[start EXERCISE DATA]

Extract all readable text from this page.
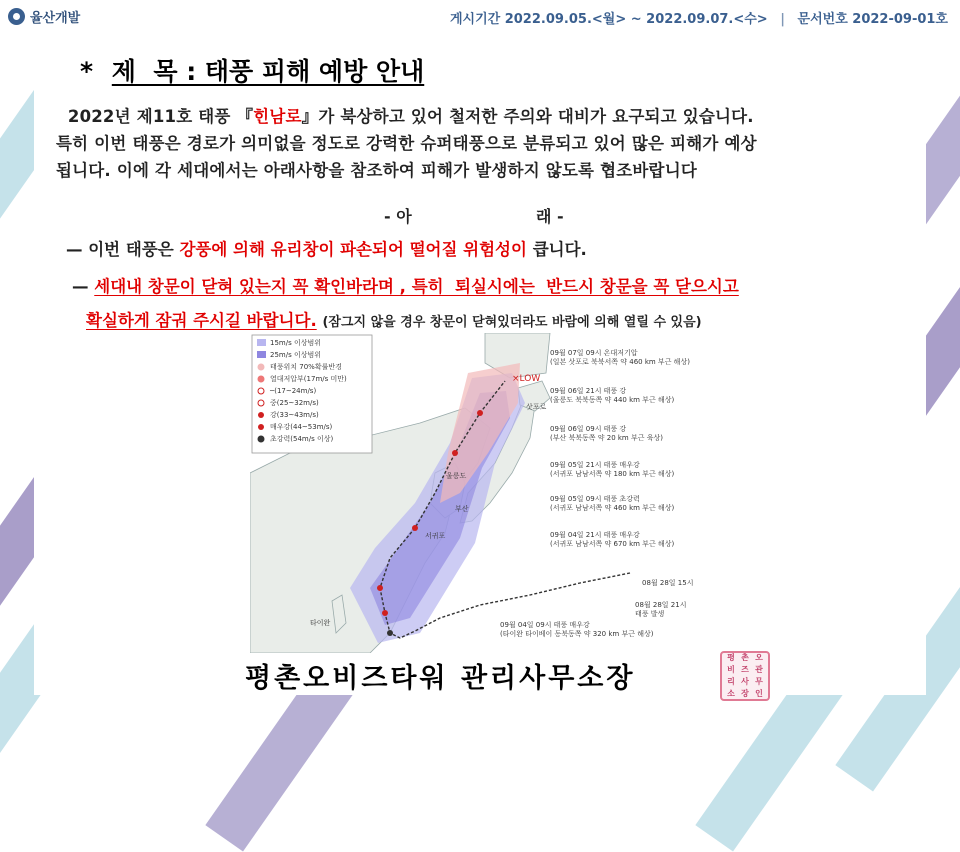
율산개발	게시기간 2022.09.05.<월> ~ 2022.09.07.<수> | 문서번호 2022-09-01호
* 제  목 : 태풍 피해 예방 안내

2022년 제11호 태풍 『힌남로』가 북상하고 있어 철저한 주의와 대비가 요구되고 있습니다.

특히 이번 태풍은 경로가 의미없을 정도로 강력한 슈퍼태풍으로 분류되고 있어 많은 피해가 예상

됩니다. 이에 각 세대에서는 아래사항을 참조하여 피해가 발생하지 않도록 협조바랍니다

- 아	래 -
— 이번 태풍은 강풍에 의해 유리창이 파손되어 떨어질 위험성이 큽니다.
— 세대내 창문이 닫혀 있는지 꼭 확인바라며 , 특히  퇴실시에는  반드시 창문을 꼭 닫으시고
확실하게 잠궈 주시길 바랍니다. (잠그지 않을 경우 창문이 닫혀있더라도 바람에 의해 열릴 수 있음)
×LOW
삿포로
울릉도
부산
서귀포
타이완
15m/s 이상범위
25m/s 이상범위
태풍위치 70%확률반경
열대저압부(17m/s 미만)
─(17~24m/s)
중(25~32m/s)
강(33~43m/s)
매우강(44~53m/s)
초강력(54m/s 이상)
09월 07일 09시 온대저기압
(일본 삿포로 북북서쪽 약 460 km 부근 해상)
09월 06일 21시 태풍 강
(울릉도 북북동쪽 약 440 km 부근 해상)
09월 06일 09시 태풍 강
(부산 북북동쪽 약 20 km 부근 육상)
09월 05일 21시 태풍 매우강
(서귀포 남남서쪽 약 180 km 부근 해상)
09월 05일 09시 태풍 초강력
(서귀포 남남서쪽 약 460 km 부근 해상)
09월 04일 21시 태풍 매우강
(서귀포 남남서쪽 약 670 km 부근 해상)
08월 28일 15시
08월 28일 21시
태풍 발생
09월 04일 09시 태풍 매우강
(타이완 타이베이 동북동쪽 약 320 km 부근 해상)
평촌오비즈타워 관리사무소장
평 촌 오
비 즈 관
리 사 무
소 장 인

[end EXERCISE DATA]

- **TASK PROMPT**
Copy out every line with the word "남남서쪽".

- **THE OUTPUT**
(서귀포 남남서쪽 약 180 km 부근 해상)
(서귀포 남남서쪽 약 460 km 부근 해상)
(서귀포 남남서쪽 약 670 km 부근 해상)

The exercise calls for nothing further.